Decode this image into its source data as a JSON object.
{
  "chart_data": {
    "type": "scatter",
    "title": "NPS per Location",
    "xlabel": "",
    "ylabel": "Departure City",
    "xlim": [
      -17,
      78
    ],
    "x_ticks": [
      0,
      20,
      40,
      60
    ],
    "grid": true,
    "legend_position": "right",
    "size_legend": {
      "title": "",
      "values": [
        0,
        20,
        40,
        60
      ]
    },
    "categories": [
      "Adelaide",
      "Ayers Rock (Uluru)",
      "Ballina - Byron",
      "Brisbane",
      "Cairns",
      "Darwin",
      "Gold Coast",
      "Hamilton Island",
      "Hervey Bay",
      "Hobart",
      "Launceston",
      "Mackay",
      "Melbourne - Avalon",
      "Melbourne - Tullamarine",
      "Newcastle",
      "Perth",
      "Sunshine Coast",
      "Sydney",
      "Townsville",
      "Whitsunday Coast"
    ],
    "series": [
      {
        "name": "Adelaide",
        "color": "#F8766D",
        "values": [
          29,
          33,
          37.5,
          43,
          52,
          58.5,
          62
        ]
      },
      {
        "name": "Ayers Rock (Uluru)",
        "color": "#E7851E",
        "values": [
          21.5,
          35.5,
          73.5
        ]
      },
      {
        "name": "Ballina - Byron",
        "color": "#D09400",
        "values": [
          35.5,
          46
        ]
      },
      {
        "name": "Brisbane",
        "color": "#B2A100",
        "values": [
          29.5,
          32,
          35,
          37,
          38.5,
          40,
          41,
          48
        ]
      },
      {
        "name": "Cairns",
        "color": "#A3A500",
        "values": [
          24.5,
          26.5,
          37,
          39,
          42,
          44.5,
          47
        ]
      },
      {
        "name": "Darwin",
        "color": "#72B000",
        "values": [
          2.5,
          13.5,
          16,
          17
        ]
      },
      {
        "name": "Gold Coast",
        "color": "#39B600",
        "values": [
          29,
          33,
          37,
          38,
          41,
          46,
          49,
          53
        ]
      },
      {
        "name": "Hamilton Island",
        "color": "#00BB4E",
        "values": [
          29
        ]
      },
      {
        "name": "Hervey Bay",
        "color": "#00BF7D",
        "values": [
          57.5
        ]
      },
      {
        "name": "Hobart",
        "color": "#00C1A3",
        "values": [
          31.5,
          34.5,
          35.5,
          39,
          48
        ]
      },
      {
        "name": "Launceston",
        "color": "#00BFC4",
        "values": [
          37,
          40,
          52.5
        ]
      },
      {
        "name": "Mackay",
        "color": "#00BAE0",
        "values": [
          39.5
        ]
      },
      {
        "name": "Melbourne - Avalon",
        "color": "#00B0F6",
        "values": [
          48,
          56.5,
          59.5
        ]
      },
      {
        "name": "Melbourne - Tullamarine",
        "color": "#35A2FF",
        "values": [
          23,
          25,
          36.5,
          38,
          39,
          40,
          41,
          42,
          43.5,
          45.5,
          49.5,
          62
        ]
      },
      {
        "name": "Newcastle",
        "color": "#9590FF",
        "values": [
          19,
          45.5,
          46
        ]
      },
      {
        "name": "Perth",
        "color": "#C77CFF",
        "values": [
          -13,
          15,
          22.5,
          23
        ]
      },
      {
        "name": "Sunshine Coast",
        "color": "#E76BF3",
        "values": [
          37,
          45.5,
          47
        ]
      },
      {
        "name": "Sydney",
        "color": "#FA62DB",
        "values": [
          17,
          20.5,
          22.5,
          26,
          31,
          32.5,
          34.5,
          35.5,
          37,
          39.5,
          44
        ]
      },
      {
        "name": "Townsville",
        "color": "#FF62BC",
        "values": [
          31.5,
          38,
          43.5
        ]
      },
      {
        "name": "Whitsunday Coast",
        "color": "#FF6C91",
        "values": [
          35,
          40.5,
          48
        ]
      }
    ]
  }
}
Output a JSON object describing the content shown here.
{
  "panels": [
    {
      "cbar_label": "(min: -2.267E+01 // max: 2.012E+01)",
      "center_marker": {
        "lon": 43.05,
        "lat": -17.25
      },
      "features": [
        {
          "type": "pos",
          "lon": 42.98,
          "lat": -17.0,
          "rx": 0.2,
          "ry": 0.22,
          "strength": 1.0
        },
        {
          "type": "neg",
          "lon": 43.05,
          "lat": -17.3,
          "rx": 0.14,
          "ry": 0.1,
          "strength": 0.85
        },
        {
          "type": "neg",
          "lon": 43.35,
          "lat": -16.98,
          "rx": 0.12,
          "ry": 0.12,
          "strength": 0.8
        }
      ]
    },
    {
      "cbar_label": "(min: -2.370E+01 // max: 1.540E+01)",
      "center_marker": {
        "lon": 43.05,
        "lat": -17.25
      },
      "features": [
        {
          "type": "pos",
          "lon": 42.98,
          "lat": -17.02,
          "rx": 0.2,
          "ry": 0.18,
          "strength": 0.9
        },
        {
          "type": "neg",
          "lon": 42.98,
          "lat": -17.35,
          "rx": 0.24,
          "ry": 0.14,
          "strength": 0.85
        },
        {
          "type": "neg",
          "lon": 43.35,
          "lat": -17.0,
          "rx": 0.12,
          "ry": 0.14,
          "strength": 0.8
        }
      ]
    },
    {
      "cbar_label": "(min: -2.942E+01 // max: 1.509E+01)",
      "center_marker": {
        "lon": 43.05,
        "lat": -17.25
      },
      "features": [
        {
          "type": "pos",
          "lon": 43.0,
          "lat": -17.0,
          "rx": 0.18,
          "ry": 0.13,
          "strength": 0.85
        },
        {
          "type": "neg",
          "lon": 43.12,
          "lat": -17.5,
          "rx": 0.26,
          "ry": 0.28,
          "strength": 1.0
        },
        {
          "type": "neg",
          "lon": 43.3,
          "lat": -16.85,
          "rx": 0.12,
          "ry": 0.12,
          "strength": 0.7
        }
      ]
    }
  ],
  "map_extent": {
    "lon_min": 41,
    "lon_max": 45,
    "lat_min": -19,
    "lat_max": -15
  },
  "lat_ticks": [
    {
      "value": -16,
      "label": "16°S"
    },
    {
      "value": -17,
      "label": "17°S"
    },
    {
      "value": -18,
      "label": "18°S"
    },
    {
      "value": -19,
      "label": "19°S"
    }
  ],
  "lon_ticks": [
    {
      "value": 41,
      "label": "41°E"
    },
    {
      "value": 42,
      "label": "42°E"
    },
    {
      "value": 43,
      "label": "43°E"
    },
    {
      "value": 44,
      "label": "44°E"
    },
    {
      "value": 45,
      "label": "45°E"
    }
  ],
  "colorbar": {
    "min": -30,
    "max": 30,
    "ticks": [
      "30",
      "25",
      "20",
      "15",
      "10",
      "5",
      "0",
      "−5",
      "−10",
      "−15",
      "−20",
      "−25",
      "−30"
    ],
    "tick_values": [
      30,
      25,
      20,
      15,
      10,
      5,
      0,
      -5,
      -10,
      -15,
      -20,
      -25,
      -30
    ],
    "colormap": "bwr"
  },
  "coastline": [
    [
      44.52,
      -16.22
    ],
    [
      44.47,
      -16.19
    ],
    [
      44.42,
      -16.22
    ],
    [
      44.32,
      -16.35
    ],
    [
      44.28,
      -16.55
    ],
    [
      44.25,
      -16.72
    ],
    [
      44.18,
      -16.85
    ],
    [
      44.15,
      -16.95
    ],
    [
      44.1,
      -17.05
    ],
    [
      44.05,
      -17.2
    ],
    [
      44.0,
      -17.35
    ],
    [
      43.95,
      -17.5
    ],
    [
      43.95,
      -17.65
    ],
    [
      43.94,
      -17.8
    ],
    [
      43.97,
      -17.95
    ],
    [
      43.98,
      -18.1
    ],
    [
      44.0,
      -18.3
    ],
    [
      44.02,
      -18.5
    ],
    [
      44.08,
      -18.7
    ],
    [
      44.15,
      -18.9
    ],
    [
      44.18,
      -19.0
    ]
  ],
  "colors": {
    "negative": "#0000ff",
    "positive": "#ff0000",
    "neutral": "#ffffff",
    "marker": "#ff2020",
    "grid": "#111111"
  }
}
::::::::::
> _What to produce_: Extract every line from the records above that contains the word "object".

> _Exercise solution_:
Decode this image into its source data as a JSON object.
Output a JSON object describing the content shown here.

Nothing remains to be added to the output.